* **What this task involves**: Would you copy out the whole listing exactly as given?

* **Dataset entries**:
※
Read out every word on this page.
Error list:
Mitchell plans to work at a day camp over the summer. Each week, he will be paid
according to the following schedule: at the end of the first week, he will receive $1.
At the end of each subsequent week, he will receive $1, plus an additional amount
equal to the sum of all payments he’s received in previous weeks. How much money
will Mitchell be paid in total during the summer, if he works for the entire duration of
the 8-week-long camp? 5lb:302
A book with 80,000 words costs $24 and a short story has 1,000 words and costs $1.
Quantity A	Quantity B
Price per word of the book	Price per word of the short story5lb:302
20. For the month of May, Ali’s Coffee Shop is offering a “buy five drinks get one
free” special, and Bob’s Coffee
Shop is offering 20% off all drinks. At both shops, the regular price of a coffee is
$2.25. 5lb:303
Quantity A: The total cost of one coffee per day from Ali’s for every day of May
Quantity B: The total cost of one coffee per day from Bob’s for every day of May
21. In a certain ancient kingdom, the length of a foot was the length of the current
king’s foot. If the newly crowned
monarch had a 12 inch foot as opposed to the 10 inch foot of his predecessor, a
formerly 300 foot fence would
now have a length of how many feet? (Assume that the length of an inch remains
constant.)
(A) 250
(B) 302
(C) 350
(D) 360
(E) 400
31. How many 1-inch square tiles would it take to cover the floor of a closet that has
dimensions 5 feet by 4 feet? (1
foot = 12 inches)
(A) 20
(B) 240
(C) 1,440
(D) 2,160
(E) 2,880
※
* **Full output**:
Read out every word on this page.
Error list:
Mitchell plans to work at a day camp over the summer. Each week, he will be paid
according to the following schedule: at the end of the first week, he will receive $1.
At the end of each subsequent week, he will receive $1, plus an additional amount
equal to the sum of all payments he’s received in previous weeks. How much money
will Mitchell be paid in total during the summer, if he works for the entire duration of
the 8-week-long camp? 5lb:302
A book with 80,000 words costs $24 and a short story has 1,000 words and costs $1.
Quantity A	Quantity B
Price per word of the book	Price per word of the short story5lb:302
20. For the month of May, Ali’s Coffee Shop is offering a “buy five drinks get one
free” special, and Bob’s Coffee
Shop is offering 20% off all drinks. At both shops, the regular price of a coffee is
$2.25. 5lb:303
Quantity A: The total cost of one coffee per day from Ali’s for every day of May
Quantity B: The total cost of one coffee per day from Bob’s for every day of May
21. In a certain ancient kingdom, the length of a foot was the length of the current
king’s foot. If the newly crowned
monarch had a 12 inch foot as opposed to the 10 inch foot of his predecessor, a
formerly 300 foot fence would
now have a length of how many feet? (Assume that the length of an inch remains
constant.)
(A) 250
(B) 302
(C) 350
(D) 360
(E) 400
31. How many 1-inch square tiles would it take to cover the floor of a closet that has
dimensions 5 feet by 4 feet? (1
foot = 12 inches)
(A) 20
(B) 240
(C) 1,440
(D) 2,160
(E) 2,880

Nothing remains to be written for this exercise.